__STATED EXERCISE__:
Each entry below is to be printed verbatim.

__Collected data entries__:
#####

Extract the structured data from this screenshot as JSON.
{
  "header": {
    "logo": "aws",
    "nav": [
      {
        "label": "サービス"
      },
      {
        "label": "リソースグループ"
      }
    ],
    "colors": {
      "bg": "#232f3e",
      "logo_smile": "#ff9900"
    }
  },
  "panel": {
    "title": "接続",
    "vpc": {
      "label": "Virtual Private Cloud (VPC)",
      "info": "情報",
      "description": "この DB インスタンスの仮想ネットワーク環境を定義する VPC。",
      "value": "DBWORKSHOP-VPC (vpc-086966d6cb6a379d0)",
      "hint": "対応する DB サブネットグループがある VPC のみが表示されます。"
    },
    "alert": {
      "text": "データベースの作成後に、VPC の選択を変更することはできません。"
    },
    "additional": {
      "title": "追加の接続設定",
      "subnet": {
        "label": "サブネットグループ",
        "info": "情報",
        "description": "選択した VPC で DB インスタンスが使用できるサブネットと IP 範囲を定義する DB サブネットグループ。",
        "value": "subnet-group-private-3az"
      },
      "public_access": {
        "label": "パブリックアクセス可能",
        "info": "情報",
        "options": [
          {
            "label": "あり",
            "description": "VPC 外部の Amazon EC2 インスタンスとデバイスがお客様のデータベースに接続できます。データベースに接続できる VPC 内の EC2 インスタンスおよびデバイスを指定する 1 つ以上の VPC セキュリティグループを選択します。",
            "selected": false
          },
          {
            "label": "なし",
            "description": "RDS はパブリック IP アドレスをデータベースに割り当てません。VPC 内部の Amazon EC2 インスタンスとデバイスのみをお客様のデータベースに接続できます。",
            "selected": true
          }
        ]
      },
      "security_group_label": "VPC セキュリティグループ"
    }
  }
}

#####

__SOLVED EXERCISE__:
Extract the structured data from this screenshot as JSON.
{
  "header": {
    "logo": "aws",
    "nav": [
      {
        "label": "サービス"
      },
      {
        "label": "リソースグループ"
      }
    ],
    "colors": {
      "bg": "#232f3e",
      "logo_smile": "#ff9900"
    }
  },
  "panel": {
    "title": "接続",
    "vpc": {
      "label": "Virtual Private Cloud (VPC)",
      "info": "情報",
      "description": "この DB インスタンスの仮想ネットワーク環境を定義する VPC。",
      "value": "DBWORKSHOP-VPC (vpc-086966d6cb6a379d0)",
      "hint": "対応する DB サブネットグループがある VPC のみが表示されます。"
    },
    "alert": {
      "text": "データベースの作成後に、VPC の選択を変更することはできません。"
    },
    "additional": {
      "title": "追加の接続設定",
      "subnet": {
        "label": "サブネットグループ",
        "info": "情報",
        "description": "選択した VPC で DB インスタンスが使用できるサブネットと IP 範囲を定義する DB サブネットグループ。",
        "value": "subnet-group-private-3az"
      },
      "public_access": {
        "label": "パブリックアクセス可能",
        "info": "情報",
        "options": [
          {
            "label": "あり",
            "description": "VPC 外部の Amazon EC2 インスタンスとデバイスがお客様のデータベースに接続できます。データベースに接続できる VPC 内の EC2 インスタンスおよびデバイスを指定する 1 つ以上の VPC セキュリティグループを選択します。",
            "selected": false
          },
          {
            "label": "なし",
            "description": "RDS はパブリック IP アドレスをデータベースに割り当てません。VPC 内部の Amazon EC2 インスタンスとデバイスのみをお客様のデータベースに接続できます。",
            "selected": true
          }
        ]
      },
      "security_group_label": "VPC セキュリティグループ"
    }
  }
}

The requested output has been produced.